BEGIN Data provided

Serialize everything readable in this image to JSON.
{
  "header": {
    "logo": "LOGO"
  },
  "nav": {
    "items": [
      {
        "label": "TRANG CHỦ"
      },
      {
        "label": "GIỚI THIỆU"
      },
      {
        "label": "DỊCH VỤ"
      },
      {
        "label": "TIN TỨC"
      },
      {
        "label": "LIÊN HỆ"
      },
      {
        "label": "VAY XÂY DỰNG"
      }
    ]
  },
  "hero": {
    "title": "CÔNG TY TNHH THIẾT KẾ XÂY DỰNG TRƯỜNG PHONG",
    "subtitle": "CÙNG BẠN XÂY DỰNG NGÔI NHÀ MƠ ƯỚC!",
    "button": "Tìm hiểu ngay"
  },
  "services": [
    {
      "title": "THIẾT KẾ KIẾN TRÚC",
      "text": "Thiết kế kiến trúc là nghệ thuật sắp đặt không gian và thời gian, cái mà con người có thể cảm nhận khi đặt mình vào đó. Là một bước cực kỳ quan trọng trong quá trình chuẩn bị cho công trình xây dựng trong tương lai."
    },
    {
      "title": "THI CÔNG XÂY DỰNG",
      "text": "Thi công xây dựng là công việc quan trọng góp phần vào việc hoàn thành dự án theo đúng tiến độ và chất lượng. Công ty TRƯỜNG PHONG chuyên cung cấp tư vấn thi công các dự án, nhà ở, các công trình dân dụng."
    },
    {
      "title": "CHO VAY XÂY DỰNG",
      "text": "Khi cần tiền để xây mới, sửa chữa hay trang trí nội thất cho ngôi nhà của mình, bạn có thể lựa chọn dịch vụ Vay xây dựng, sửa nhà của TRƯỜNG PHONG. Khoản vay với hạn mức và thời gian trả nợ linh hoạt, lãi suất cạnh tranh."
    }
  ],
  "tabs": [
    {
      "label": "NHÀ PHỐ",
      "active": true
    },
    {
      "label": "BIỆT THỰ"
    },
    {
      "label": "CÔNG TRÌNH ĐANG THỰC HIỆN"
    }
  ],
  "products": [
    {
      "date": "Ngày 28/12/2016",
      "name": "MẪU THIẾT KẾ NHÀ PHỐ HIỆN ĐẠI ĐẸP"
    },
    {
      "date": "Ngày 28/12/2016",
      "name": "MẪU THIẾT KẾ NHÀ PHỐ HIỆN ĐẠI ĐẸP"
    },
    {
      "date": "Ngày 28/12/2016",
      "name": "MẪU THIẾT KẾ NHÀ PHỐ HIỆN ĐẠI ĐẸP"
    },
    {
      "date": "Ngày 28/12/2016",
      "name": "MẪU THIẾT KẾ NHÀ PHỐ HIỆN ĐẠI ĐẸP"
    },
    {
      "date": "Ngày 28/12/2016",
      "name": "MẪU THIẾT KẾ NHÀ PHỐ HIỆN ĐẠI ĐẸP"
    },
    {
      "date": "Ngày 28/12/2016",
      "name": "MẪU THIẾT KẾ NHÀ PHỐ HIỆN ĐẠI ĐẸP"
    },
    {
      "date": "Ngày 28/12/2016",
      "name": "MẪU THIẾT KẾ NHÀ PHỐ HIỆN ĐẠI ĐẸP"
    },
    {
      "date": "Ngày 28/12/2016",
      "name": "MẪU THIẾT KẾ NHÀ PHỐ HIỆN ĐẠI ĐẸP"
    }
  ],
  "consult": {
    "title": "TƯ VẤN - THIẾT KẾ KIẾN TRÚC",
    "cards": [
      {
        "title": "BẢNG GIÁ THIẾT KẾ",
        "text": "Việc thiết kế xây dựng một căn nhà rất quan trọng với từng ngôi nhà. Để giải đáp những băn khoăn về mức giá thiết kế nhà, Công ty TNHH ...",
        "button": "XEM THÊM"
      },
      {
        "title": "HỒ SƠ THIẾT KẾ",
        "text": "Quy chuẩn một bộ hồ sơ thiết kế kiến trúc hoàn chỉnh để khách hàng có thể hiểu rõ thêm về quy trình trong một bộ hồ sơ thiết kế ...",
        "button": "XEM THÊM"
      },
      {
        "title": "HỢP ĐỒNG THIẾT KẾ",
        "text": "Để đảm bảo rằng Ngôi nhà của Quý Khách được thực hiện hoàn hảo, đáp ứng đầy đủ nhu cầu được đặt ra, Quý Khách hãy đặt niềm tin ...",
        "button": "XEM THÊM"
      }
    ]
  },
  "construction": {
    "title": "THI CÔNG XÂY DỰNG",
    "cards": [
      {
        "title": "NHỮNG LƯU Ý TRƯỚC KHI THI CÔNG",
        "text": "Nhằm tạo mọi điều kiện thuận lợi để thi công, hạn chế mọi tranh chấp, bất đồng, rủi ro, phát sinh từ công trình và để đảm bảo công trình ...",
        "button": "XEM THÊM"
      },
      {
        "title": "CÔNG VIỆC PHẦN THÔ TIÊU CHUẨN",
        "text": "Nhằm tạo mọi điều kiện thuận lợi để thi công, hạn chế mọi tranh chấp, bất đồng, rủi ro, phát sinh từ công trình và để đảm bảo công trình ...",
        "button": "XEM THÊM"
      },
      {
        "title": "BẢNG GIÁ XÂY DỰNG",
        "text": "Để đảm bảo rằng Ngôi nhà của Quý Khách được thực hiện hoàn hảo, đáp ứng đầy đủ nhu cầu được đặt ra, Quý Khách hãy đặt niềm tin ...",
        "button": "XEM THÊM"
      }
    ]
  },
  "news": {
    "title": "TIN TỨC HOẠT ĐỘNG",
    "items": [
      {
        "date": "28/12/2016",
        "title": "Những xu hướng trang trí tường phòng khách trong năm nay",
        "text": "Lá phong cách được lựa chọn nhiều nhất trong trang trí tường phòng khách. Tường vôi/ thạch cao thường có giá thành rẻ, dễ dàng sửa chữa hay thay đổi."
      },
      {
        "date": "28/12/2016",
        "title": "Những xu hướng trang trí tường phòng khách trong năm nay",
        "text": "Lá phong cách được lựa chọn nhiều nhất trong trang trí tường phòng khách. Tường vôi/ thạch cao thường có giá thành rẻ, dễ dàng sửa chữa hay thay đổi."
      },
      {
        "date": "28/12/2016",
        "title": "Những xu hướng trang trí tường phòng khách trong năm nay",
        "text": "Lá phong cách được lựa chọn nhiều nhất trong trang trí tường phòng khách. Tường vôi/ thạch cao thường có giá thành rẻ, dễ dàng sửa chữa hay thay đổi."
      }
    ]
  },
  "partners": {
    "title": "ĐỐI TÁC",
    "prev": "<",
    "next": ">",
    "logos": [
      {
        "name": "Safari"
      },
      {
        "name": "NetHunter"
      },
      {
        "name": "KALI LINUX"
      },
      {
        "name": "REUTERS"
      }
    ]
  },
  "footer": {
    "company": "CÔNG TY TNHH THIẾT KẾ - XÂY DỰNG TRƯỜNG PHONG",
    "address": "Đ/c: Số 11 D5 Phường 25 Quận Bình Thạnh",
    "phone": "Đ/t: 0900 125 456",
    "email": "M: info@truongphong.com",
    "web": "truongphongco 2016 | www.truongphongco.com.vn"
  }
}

END Data provided

- **Exercise instructions**:
Print out every record again, exactly and in full.

- **Correct output**:
Serialize everything readable in this image to JSON.
{
  "header": {
    "logo": "LOGO"
  },
  "nav": {
    "items": [
      {
        "label": "TRANG CHỦ"
      },
      {
        "label": "GIỚI THIỆU"
      },
      {
        "label": "DỊCH VỤ"
      },
      {
        "label": "TIN TỨC"
      },
      {
        "label": "LIÊN HỆ"
      },
      {
        "label": "VAY XÂY DỰNG"
      }
    ]
  },
  "hero": {
    "title": "CÔNG TY TNHH THIẾT KẾ XÂY DỰNG TRƯỜNG PHONG",
    "subtitle": "CÙNG BẠN XÂY DỰNG NGÔI NHÀ MƠ ƯỚC!",
    "button": "Tìm hiểu ngay"
  },
  "services": [
    {
      "title": "THIẾT KẾ KIẾN TRÚC",
      "text": "Thiết kế kiến trúc là nghệ thuật sắp đặt không gian và thời gian, cái mà con người có thể cảm nhận khi đặt mình vào đó. Là một bước cực kỳ quan trọng trong quá trình chuẩn bị cho công trình xây dựng trong tương lai."
    },
    {
      "title": "THI CÔNG XÂY DỰNG",
      "text": "Thi công xây dựng là công việc quan trọng góp phần vào việc hoàn thành dự án theo đúng tiến độ và chất lượng. Công ty TRƯỜNG PHONG chuyên cung cấp tư vấn thi công các dự án, nhà ở, các công trình dân dụng."
    },
    {
      "title": "CHO VAY XÂY DỰNG",
      "text": "Khi cần tiền để xây mới, sửa chữa hay trang trí nội thất cho ngôi nhà của mình, bạn có thể lựa chọn dịch vụ Vay xây dựng, sửa nhà của TRƯỜNG PHONG. Khoản vay với hạn mức và thời gian trả nợ linh hoạt, lãi suất cạnh tranh."
    }
  ],
  "tabs": [
    {
      "label": "NHÀ PHỐ",
      "active": true
    },
    {
      "label": "BIỆT THỰ"
    },
    {
      "label": "CÔNG TRÌNH ĐANG THỰC HIỆN"
    }
  ],
  "products": [
    {
      "date": "Ngày 28/12/2016",
      "name": "MẪU THIẾT KẾ NHÀ PHỐ HIỆN ĐẠI ĐẸP"
    },
    {
      "date": "Ngày 28/12/2016",
      "name": "MẪU THIẾT KẾ NHÀ PHỐ HIỆN ĐẠI ĐẸP"
    },
    {
      "date": "Ngày 28/12/2016",
      "name": "MẪU THIẾT KẾ NHÀ PHỐ HIỆN ĐẠI ĐẸP"
    },
    {
      "date": "Ngày 28/12/2016",
      "name": "MẪU THIẾT KẾ NHÀ PHỐ HIỆN ĐẠI ĐẸP"
    },
    {
      "date": "Ngày 28/12/2016",
      "name": "MẪU THIẾT KẾ NHÀ PHỐ HIỆN ĐẠI ĐẸP"
    },
    {
      "date": "Ngày 28/12/2016",
      "name": "MẪU THIẾT KẾ NHÀ PHỐ HIỆN ĐẠI ĐẸP"
    },
    {
      "date": "Ngày 28/12/2016",
      "name": "MẪU THIẾT KẾ NHÀ PHỐ HIỆN ĐẠI ĐẸP"
    },
    {
      "date": "Ngày 28/12/2016",
      "name": "MẪU THIẾT KẾ NHÀ PHỐ HIỆN ĐẠI ĐẸP"
    }
  ],
  "consult": {
    "title": "TƯ VẤN - THIẾT KẾ KIẾN TRÚC",
    "cards": [
      {
        "title": "BẢNG GIÁ THIẾT KẾ",
        "text": "Việc thiết kế xây dựng một căn nhà rất quan trọng với từng ngôi nhà. Để giải đáp những băn khoăn về mức giá thiết kế nhà, Công ty TNHH ...",
        "button": "XEM THÊM"
      },
      {
        "title": "HỒ SƠ THIẾT KẾ",
        "text": "Quy chuẩn một bộ hồ sơ thiết kế kiến trúc hoàn chỉnh để khách hàng có thể hiểu rõ thêm về quy trình trong một bộ hồ sơ thiết kế ...",
        "button": "XEM THÊM"
      },
      {
        "title": "HỢP ĐỒNG THIẾT KẾ",
        "text": "Để đảm bảo rằng Ngôi nhà của Quý Khách được thực hiện hoàn hảo, đáp ứng đầy đủ nhu cầu được đặt ra, Quý Khách hãy đặt niềm tin ...",
        "button": "XEM THÊM"
      }
    ]
  },
  "construction": {
    "title": "THI CÔNG XÂY DỰNG",
    "cards": [
      {
        "title": "NHỮNG LƯU Ý TRƯỚC KHI THI CÔNG",
        "text": "Nhằm tạo mọi điều kiện thuận lợi để thi công, hạn chế mọi tranh chấp, bất đồng, rủi ro, phát sinh từ công trình và để đảm bảo công trình ...",
        "button": "XEM THÊM"
      },
      {
        "title": "CÔNG VIỆC PHẦN THÔ TIÊU CHUẨN",
        "text": "Nhằm tạo mọi điều kiện thuận lợi để thi công, hạn chế mọi tranh chấp, bất đồng, rủi ro, phát sinh từ công trình và để đảm bảo công trình ...",
        "button": "XEM THÊM"
      },
      {
        "title": "BẢNG GIÁ XÂY DỰNG",
        "text": "Để đảm bảo rằng Ngôi nhà của Quý Khách được thực hiện hoàn hảo, đáp ứng đầy đủ nhu cầu được đặt ra, Quý Khách hãy đặt niềm tin ...",
        "button": "XEM THÊM"
      }
    ]
  },
  "news": {
    "title": "TIN TỨC HOẠT ĐỘNG",
    "items": [
      {
        "date": "28/12/2016",
        "title": "Những xu hướng trang trí tường phòng khách trong năm nay",
        "text": "Lá phong cách được lựa chọn nhiều nhất trong trang trí tường phòng khách. Tường vôi/ thạch cao thường có giá thành rẻ, dễ dàng sửa chữa hay thay đổi."
      },
      {
        "date": "28/12/2016",
        "title": "Những xu hướng trang trí tường phòng khách trong năm nay",
        "text": "Lá phong cách được lựa chọn nhiều nhất trong trang trí tường phòng khách. Tường vôi/ thạch cao thường có giá thành rẻ, dễ dàng sửa chữa hay thay đổi."
      },
      {
        "date": "28/12/2016",
        "title": "Những xu hướng trang trí tường phòng khách trong năm nay",
        "text": "Lá phong cách được lựa chọn nhiều nhất trong trang trí tường phòng khách. Tường vôi/ thạch cao thường có giá thành rẻ, dễ dàng sửa chữa hay thay đổi."
      }
    ]
  },
  "partners": {
    "title": "ĐỐI TÁC",
    "prev": "<",
    "next": ">",
    "logos": [
      {
        "name": "Safari"
      },
      {
        "name": "NetHunter"
      },
      {
        "name": "KALI LINUX"
      },
      {
        "name": "REUTERS"
      }
    ]
  },
  "footer": {
    "company": "CÔNG TY TNHH THIẾT KẾ - XÂY DỰNG TRƯỜNG PHONG",
    "address": "Đ/c: Số 11 D5 Phường 25 Quận Bình Thạnh",
    "phone": "Đ/t: 0900 125 456",
    "email": "M: info@truongphong.com",
    "web": "truongphongco 2016 | www.truongphongco.com.vn"
  }
}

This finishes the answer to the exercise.